_Stated exercise_
Pictures aside, repeat every entry exactly.

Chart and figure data

════════

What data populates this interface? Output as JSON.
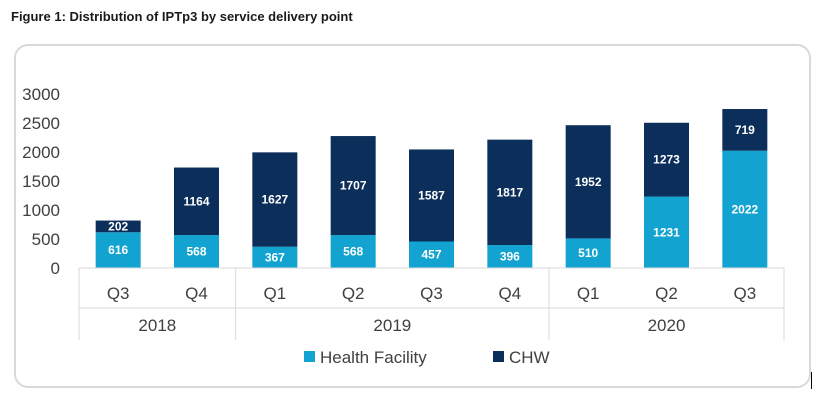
{
  "figure_title": "Figure 1: Distribution of IPTp3 by service delivery point",
  "chart_data": {
    "type": "bar",
    "stacked": true,
    "categories": [
      "Q3",
      "Q4",
      "Q1",
      "Q2",
      "Q3",
      "Q4",
      "Q1",
      "Q2",
      "Q3"
    ],
    "groups": [
      {
        "label": "2018",
        "span": 2
      },
      {
        "label": "2019",
        "span": 4
      },
      {
        "label": "2020",
        "span": 3
      }
    ],
    "series": [
      {
        "name": "Health Facility",
        "color": "#12a3d1",
        "values": [
          616,
          568,
          367,
          568,
          457,
          396,
          510,
          1231,
          2022
        ]
      },
      {
        "name": "CHW",
        "color": "#0b2f5a",
        "values": [
          202,
          1164,
          1627,
          1707,
          1587,
          1817,
          1952,
          1273,
          719
        ]
      }
    ],
    "yticks": [
      "0",
      "500",
      "1000",
      "1500",
      "2000",
      "2500",
      "3000"
    ],
    "ylim": [
      0,
      3000
    ],
    "grid": false,
    "legend_position": "bottom"
  }
}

════════

_Finished exercise_
What data populates this interface? Output as JSON.
{
  "figure_title": "Figure 1: Distribution of IPTp3 by service delivery point",
  "chart_data": {
    "type": "bar",
    "stacked": true,
    "categories": [
      "Q3",
      "Q4",
      "Q1",
      "Q2",
      "Q3",
      "Q4",
      "Q1",
      "Q2",
      "Q3"
    ],
    "groups": [
      {
        "label": "2018",
        "span": 2
      },
      {
        "label": "2019",
        "span": 4
      },
      {
        "label": "2020",
        "span": 3
      }
    ],
    "series": [
      {
        "name": "Health Facility",
        "color": "#12a3d1",
        "values": [
          616,
          568,
          367,
          568,
          457,
          396,
          510,
          1231,
          2022
        ]
      },
      {
        "name": "CHW",
        "color": "#0b2f5a",
        "values": [
          202,
          1164,
          1627,
          1707,
          1587,
          1817,
          1952,
          1273,
          719
        ]
      }
    ],
    "yticks": [
      "0",
      "500",
      "1000",
      "1500",
      "2000",
      "2500",
      "3000"
    ],
    "ylim": [
      0,
      3000
    ],
    "grid": false,
    "legend_position": "bottom"
  }
}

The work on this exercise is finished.